Task input:

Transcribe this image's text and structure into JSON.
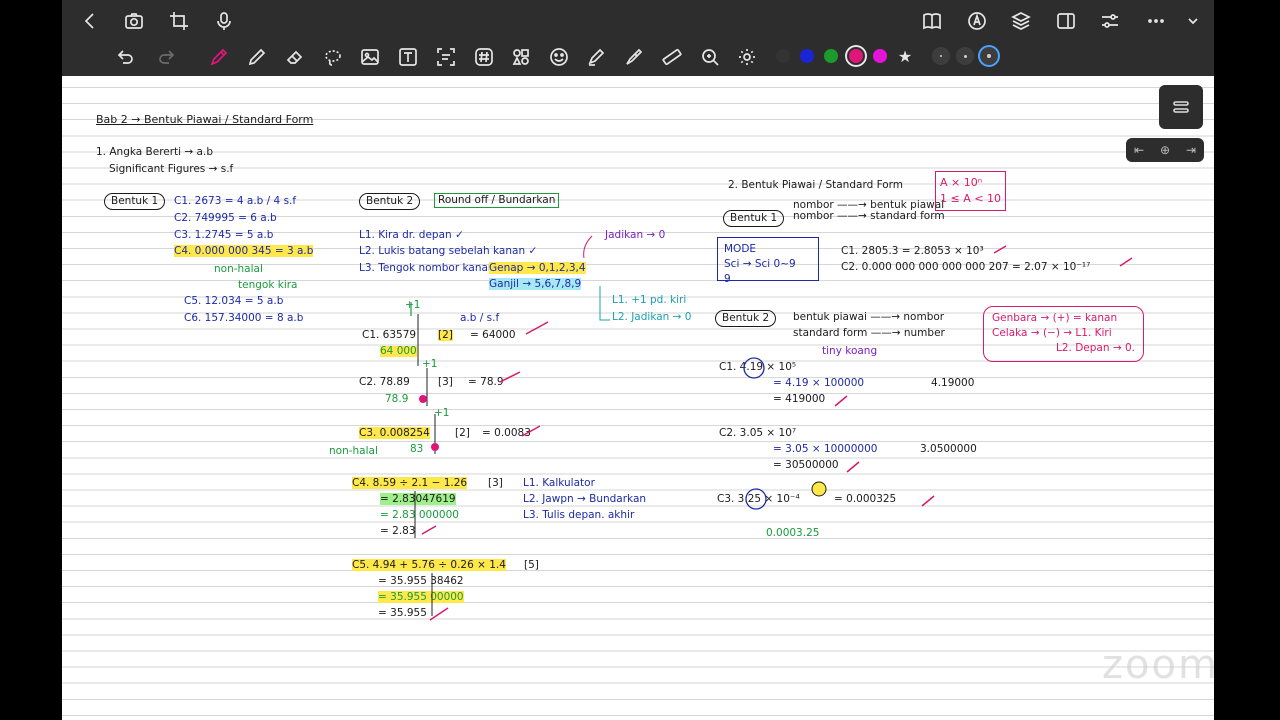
{
  "toolbar": {
    "top_icons_left": [
      "back-icon",
      "camera-icon",
      "crop-icon",
      "microphone-icon"
    ],
    "top_icons_right": [
      "book-icon",
      "pen-circle-icon",
      "layers-icon",
      "sidebar-icon",
      "sliders-icon",
      "more-icon",
      "chevron-down-icon"
    ],
    "tools": [
      "undo-icon",
      "redo-icon",
      "pen-icon",
      "pencil-icon",
      "eraser-icon",
      "lasso-icon",
      "image-icon",
      "text-icon",
      "scan-icon",
      "hashtag-icon",
      "shapes-icon",
      "sticker-icon",
      "highlighter-icon",
      "marker-icon",
      "ruler-icon",
      "zoom-icon",
      "gear-icon"
    ],
    "colors": [
      "#333333",
      "#1a25d6",
      "#1a9b2c",
      "#e0157a",
      "#e414d6"
    ],
    "selected_color": "#e0157a",
    "favorite_icon": "star-icon"
  },
  "watermark": "zoom",
  "note": {
    "title": "Bab 2 → Bentuk Piawai / Standard Form",
    "s1_heading": "1. Angka Bererti → a.b",
    "s1_sub": "Significant Figures → s.f",
    "bentuk1": "Bentuk 1",
    "b1_lines": [
      "C1. 2673 = 4 a.b / 4 s.f",
      "C2. 749995 = 6 a.b",
      "C3. 1.2745 = 5 a.b",
      "C4. 0.000 000 345 = 3 a.b",
      "non-halal",
      "tengok kira",
      "C5. 12.034 = 5 a.b",
      "C6. 157.34000 = 8 a.b"
    ],
    "bentuk2": "Bentuk 2",
    "round_off": "Round off / Bundarkan",
    "steps": [
      "L1. Kira dr. depan ✓",
      "L2. Lukis batang sebelah kanan ✓",
      "L3. Tengok nombor kanan"
    ],
    "jadikan_0": "Jadikan → 0",
    "genap": "Genap → 0,1,2,3,4",
    "ganjil": "Ganjil → 5,6,7,8,9",
    "side_steps": [
      "L1. +1 pd. kiri",
      "L2. Jadikan → 0"
    ],
    "ab_sf": "a.b / s.f",
    "c1": {
      "q": "C1. 63579",
      "sig": "[2]",
      "ans": "= 64000",
      "work": "64 000",
      "plus": "+1"
    },
    "c2": {
      "q": "C2. 78.89",
      "sig": "[3]",
      "ans": "= 78.9",
      "work": "78.9",
      "plus": "+1"
    },
    "c3": {
      "q": "C3. 0.008254",
      "sig": "[2]",
      "ans": "= 0.0083",
      "work": "83",
      "non": "non-halal",
      "plus": "+1"
    },
    "c4": {
      "q": "C4. 8.59 ÷ 2.1 − 1.26",
      "sig": "[3]",
      "l1": "= 2.83047619",
      "l2": "= 2.83 000000",
      "l3": "= 2.83",
      "steps": [
        "L1. Kalkulator",
        "L2. Jawpn → Bundarkan",
        "L3. Tulis depan. akhir"
      ]
    },
    "c5": {
      "q": "C5. 4.94 + 5.76 ÷ 0.26 × 1.4",
      "sig": "[5]",
      "l1": "= 35.955 38462",
      "l2": "= 35.955 00000",
      "l3": "= 35.955"
    },
    "s2_heading": "2. Bentuk Piawai / Standard Form",
    "formula": [
      "A × 10ⁿ",
      "1 ≤ A < 10"
    ],
    "sf_b1": "Bentuk 1",
    "sf_b1_lines": [
      "nombor ——→ bentuk piawai",
      "nombor ——→ standard form"
    ],
    "mode": [
      "MODE",
      "Sci → Sci 0~9",
      "9"
    ],
    "sf_ex": [
      "C1. 2805.3 = 2.8053 × 10³",
      "C2. 0.000 000 000 000 000 207 = 2.07 × 10⁻¹⁷"
    ],
    "sf_b2": "Bentuk 2",
    "sf_b2_lines": [
      "bentuk piawai ——→ nombor",
      "standard form ——→ number"
    ],
    "pink_box": [
      "Genbara → (+) = kanan",
      "Celaka → (−) → L1. Kiri",
      "L2. Depan → 0."
    ],
    "d1": {
      "q": "C1. 4.19 × 10⁵",
      "note": "tiny koang",
      "l1": "= 4.19 × 100000",
      "l2": "= 419000",
      "side": "4.19000"
    },
    "d2": {
      "q": "C2. 3.05 × 10⁷",
      "l1": "= 3.05 × 10000000",
      "l2": "= 30500000",
      "side": "3.0500000"
    },
    "d3": {
      "q": "C3. 3.25 × 10⁻⁴",
      "ans": "= 0.000325",
      "side": "0.0003.25"
    }
  }
}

What is expected: Search the listing for the word "Bundarkan". Copy every line in which it occurs.

Full output:
    "round_off": "Round off / Bundarkan",
        "L2. Jawpn → Bundarkan",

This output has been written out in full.